**TEKS BACAAN:**
......

IV.  PENGERTIAN BUDAYA POLITIK INDONESIA
Budaya atau kebudayaan berasal dari bahasa sansekerta yaitu buddhayah,yang merupakan bentuk jamak dari buddhi, yang berarti akal atau budi, sehingga kebudayaan dapat diartikan semua hal yang bersangkutan dengan hal. Budaya dapat di definisikan secara sempit dan secara luas. Definisi secara sempit mencangkup kesenian dengan semua cabang-cabangnya dan secara luas mencangkup semua aspek kehidupan manusia.
Sebagian ahli berpendapat bahwa kebudayaan adalah perkembangan dari kta majemuk budi daya yang berupa cipta,rasa, dan karsa.kebudayaan merupakan hasil dari kehidupan bersama manusia maka kebudayaan itu tidak sama antara satu lingkungan masyarakat dengan lingkungan mayarakat yang lainnya. Karena masyarakat berkembang maka kebudayaan manusia juga berubah-ubah sesuai dinamika kehidupan masyarakat. Manusia dalam suatu kelompok untuk menciptakan kehidupan yang tujuan akhirnya memberikan kesejahteraan dan kebahagiaan kepada siapa anggota kelompok yang bersangkutan. Beberapa aspek yang perlu di perhatikan dalam budaya ini ialah beberapa aspek seperti aspek material san aspek nonmaterial.


4.1 Pengertian Budaya Politik Menurut Para Ahli
Terdapat banyak sarjana ilmu politik yang telah mengkaji tema budaya politik, sehingga terdapat variasi konsep tentang budaya politik yang kita ketahui. Namun bila diamati dan dikaji lebih jauh, tentang derajat perbedaan konsep tersebut tidaklah begitu besar, sehingga tetap dalam satu pemahaman dan rambu-rambu yang sama. Berikut ini merupakan pengertian dari beberapa ahli ilmu politik tentang budaya politik.

......

**DATA YANG DIBERIKAN:**

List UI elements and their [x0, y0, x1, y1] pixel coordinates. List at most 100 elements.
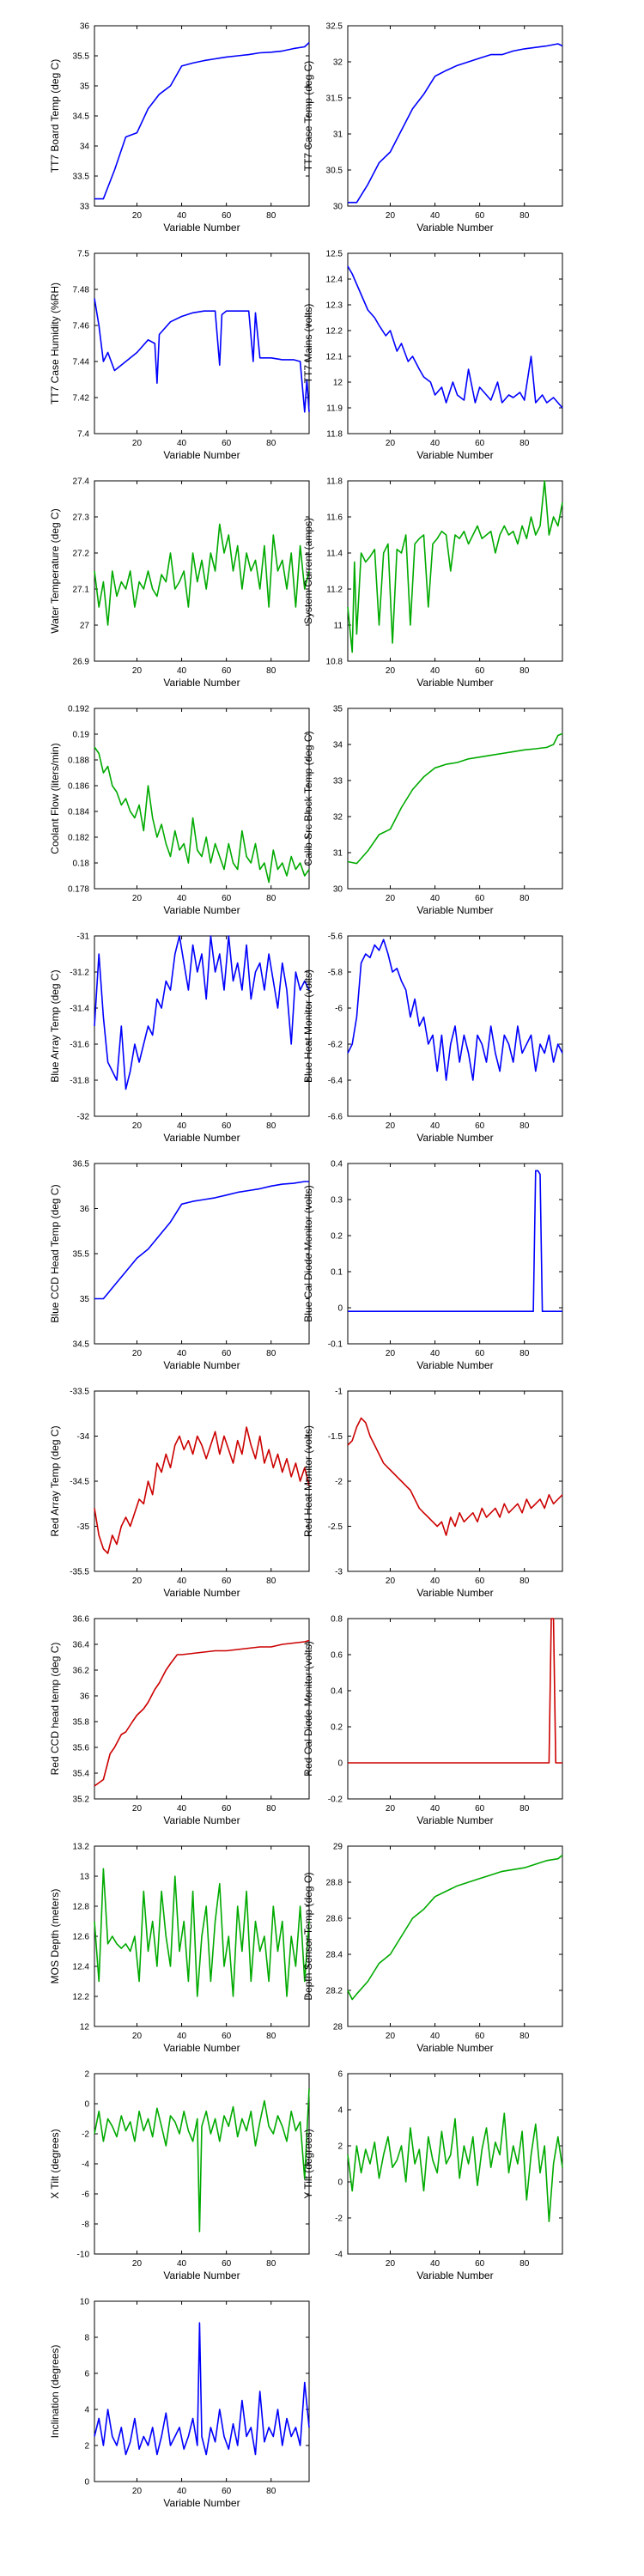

......

**URAIAN TUGAS:**
Menurut teks tentang budaya politik Indonesia, kata "budaya" berasal dari bahasa apa?

**PENYELESAIAN SOAL:**
Kata "budaya" berasal dari bahasa Sansekerta, yaitu buddhayah.